((

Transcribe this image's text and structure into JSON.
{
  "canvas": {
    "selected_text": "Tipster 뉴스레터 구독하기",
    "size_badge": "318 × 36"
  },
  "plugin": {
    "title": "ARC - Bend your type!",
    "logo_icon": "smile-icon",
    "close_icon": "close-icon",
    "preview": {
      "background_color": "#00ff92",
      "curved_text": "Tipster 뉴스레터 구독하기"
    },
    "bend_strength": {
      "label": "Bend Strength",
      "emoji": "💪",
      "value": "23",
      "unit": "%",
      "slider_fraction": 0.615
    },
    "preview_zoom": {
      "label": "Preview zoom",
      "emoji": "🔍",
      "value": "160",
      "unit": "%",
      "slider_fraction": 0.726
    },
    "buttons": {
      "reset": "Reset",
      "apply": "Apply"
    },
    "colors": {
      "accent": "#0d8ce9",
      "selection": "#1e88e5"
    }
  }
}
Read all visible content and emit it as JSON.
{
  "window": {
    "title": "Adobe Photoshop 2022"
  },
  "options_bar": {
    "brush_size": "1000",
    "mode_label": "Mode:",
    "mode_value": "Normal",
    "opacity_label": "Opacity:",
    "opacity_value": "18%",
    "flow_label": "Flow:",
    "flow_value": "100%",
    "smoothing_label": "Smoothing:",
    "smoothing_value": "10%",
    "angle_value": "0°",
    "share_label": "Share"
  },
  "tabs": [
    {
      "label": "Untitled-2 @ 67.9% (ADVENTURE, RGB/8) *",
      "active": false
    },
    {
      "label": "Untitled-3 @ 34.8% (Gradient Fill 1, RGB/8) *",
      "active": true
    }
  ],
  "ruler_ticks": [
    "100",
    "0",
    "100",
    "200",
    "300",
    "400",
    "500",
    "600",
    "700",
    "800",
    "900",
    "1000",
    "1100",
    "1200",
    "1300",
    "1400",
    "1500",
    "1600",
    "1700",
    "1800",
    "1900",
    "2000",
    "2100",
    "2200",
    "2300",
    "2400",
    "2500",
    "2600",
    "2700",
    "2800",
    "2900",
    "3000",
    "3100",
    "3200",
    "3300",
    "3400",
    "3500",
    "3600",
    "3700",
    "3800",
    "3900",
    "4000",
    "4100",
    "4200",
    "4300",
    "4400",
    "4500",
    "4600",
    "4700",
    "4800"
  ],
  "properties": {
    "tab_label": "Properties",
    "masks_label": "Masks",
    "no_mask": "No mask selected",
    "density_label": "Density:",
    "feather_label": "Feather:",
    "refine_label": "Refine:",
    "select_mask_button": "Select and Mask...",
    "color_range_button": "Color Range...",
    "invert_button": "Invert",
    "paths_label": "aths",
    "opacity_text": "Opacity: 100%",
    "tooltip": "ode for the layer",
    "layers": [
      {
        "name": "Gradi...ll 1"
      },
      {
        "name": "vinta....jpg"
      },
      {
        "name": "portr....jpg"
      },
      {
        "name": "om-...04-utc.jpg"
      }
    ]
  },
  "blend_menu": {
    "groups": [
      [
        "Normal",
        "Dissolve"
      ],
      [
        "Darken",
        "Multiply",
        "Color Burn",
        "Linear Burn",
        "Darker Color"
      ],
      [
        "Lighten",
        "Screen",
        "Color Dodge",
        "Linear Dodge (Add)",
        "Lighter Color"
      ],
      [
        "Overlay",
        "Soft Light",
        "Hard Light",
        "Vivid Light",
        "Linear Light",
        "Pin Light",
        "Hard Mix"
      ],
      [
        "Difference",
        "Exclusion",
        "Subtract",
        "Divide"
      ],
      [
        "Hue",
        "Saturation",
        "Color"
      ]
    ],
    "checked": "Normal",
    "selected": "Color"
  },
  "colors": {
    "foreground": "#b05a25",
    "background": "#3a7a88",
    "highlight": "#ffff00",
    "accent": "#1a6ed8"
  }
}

))

Write out every entry exactly as given.

## OUTPUT FOR THIS EXERCISE
Transcribe this image's text and structure into JSON.
{
  "canvas": {
    "selected_text": "Tipster 뉴스레터 구독하기",
    "size_badge": "318 × 36"
  },
  "plugin": {
    "title": "ARC - Bend your type!",
    "logo_icon": "smile-icon",
    "close_icon": "close-icon",
    "preview": {
      "background_color": "#00ff92",
      "curved_text": "Tipster 뉴스레터 구독하기"
    },
    "bend_strength": {
      "label": "Bend Strength",
      "emoji": "💪",
      "value": "23",
      "unit": "%",
      "slider_fraction": 0.615
    },
    "preview_zoom": {
      "label": "Preview zoom",
      "emoji": "🔍",
      "value": "160",
      "unit": "%",
      "slider_fraction": 0.726
    },
    "buttons": {
      "reset": "Reset",
      "apply": "Apply"
    },
    "colors": {
      "accent": "#0d8ce9",
      "selection": "#1e88e5"
    }
  }
}
Read all visible content and emit it as JSON.
{
  "window": {
    "title": "Adobe Photoshop 2022"
  },
  "options_bar": {
    "brush_size": "1000",
    "mode_label": "Mode:",
    "mode_value": "Normal",
    "opacity_label": "Opacity:",
    "opacity_value": "18%",
    "flow_label": "Flow:",
    "flow_value": "100%",
    "smoothing_label": "Smoothing:",
    "smoothing_value": "10%",
    "angle_value": "0°",
    "share_label": "Share"
  },
  "tabs": [
    {
      "label": "Untitled-2 @ 67.9% (ADVENTURE, RGB/8) *",
      "active": false
    },
    {
      "label": "Untitled-3 @ 34.8% (Gradient Fill 1, RGB/8) *",
      "active": true
    }
  ],
  "ruler_ticks": [
    "100",
    "0",
    "100",
    "200",
    "300",
    "400",
    "500",
    "600",
    "700",
    "800",
    "900",
    "1000",
    "1100",
    "1200",
    "1300",
    "1400",
    "1500",
    "1600",
    "1700",
    "1800",
    "1900",
    "2000",
    "2100",
    "2200",
    "2300",
    "2400",
    "2500",
    "2600",
    "2700",
    "2800",
    "2900",
    "3000",
    "3100",
    "3200",
    "3300",
    "3400",
    "3500",
    "3600",
    "3700",
    "3800",
    "3900",
    "4000",
    "4100",
    "4200",
    "4300",
    "4400",
    "4500",
    "4600",
    "4700",
    "4800"
  ],
  "properties": {
    "tab_label": "Properties",
    "masks_label": "Masks",
    "no_mask": "No mask selected",
    "density_label": "Density:",
    "feather_label": "Feather:",
    "refine_label": "Refine:",
    "select_mask_button": "Select and Mask...",
    "color_range_button": "Color Range...",
    "invert_button": "Invert",
    "paths_label": "aths",
    "opacity_text": "Opacity: 100%",
    "tooltip": "ode for the layer",
    "layers": [
      {
        "name": "Gradi...ll 1"
      },
      {
        "name": "vinta....jpg"
      },
      {
        "name": "portr....jpg"
      },
      {
        "name": "om-...04-utc.jpg"
      }
    ]
  },
  "blend_menu": {
    "groups": [
      [
        "Normal",
        "Dissolve"
      ],
      [
        "Darken",
        "Multiply",
        "Color Burn",
        "Linear Burn",
        "Darker Color"
      ],
      [
        "Lighten",
        "Screen",
        "Color Dodge",
        "Linear Dodge (Add)",
        "Lighter Color"
      ],
      [
        "Overlay",
        "Soft Light",
        "Hard Light",
        "Vivid Light",
        "Linear Light",
        "Pin Light",
        "Hard Mix"
      ],
      [
        "Difference",
        "Exclusion",
        "Subtract",
        "Divide"
      ],
      [
        "Hue",
        "Saturation",
        "Color"
      ]
    ],
    "checked": "Normal",
    "selected": "Color"
  },
  "colors": {
    "foreground": "#b05a25",
    "background": "#3a7a88",
    "highlight": "#ffff00",
    "accent": "#1a6ed8"
  }
}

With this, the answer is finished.